Take the entries below and reproduce them word for word.

:: Source material

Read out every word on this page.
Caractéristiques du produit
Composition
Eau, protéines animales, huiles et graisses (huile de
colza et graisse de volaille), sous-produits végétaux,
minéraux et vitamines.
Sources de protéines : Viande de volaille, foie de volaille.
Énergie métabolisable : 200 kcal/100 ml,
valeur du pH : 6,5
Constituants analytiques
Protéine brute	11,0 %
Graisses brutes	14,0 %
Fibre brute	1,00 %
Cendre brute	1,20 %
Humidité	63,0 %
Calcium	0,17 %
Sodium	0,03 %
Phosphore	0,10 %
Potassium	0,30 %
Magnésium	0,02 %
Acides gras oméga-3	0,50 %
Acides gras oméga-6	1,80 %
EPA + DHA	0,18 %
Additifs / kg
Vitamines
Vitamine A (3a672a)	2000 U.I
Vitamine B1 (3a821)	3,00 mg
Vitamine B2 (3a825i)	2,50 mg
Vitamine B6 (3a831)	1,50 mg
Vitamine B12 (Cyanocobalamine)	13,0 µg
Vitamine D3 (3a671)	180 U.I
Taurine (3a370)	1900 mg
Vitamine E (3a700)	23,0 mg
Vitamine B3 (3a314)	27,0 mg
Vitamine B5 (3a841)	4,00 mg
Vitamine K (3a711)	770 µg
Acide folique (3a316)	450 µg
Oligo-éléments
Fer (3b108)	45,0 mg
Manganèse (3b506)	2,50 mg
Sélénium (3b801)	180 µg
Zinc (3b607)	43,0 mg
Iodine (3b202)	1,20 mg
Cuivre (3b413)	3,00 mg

::::

▶ Result:
Read out every word on this page.
Caractéristiques du produit
Composition
Eau, protéines animales, huiles et graisses (huile de
colza et graisse de volaille), sous-produits végétaux,
minéraux et vitamines.
Sources de protéines : Viande de volaille, foie de volaille.
Énergie métabolisable : 200 kcal/100 ml,
valeur du pH : 6,5
Constituants analytiques
Protéine brute	11,0 %
Graisses brutes	14,0 %
Fibre brute	1,00 %
Cendre brute	1,20 %
Humidité	63,0 %
Calcium	0,17 %
Sodium	0,03 %
Phosphore	0,10 %
Potassium	0,30 %
Magnésium	0,02 %
Acides gras oméga-3	0,50 %
Acides gras oméga-6	1,80 %
EPA + DHA	0,18 %
Additifs / kg
Vitamines
Vitamine A (3a672a)	2000 U.I
Vitamine B1 (3a821)	3,00 mg
Vitamine B2 (3a825i)	2,50 mg
Vitamine B6 (3a831)	1,50 mg
Vitamine B12 (Cyanocobalamine)	13,0 µg
Vitamine D3 (3a671)	180 U.I
Taurine (3a370)	1900 mg
Vitamine E (3a700)	23,0 mg
Vitamine B3 (3a314)	27,0 mg
Vitamine B5 (3a841)	4,00 mg
Vitamine K (3a711)	770 µg
Acide folique (3a316)	450 µg
Oligo-éléments
Fer (3b108)	45,0 mg
Manganèse (3b506)	2,50 mg
Sélénium (3b801)	180 µg
Zinc (3b607)	43,0 mg
Iodine (3b202)	1,20 mg
Cuivre (3b413)	3,00 mg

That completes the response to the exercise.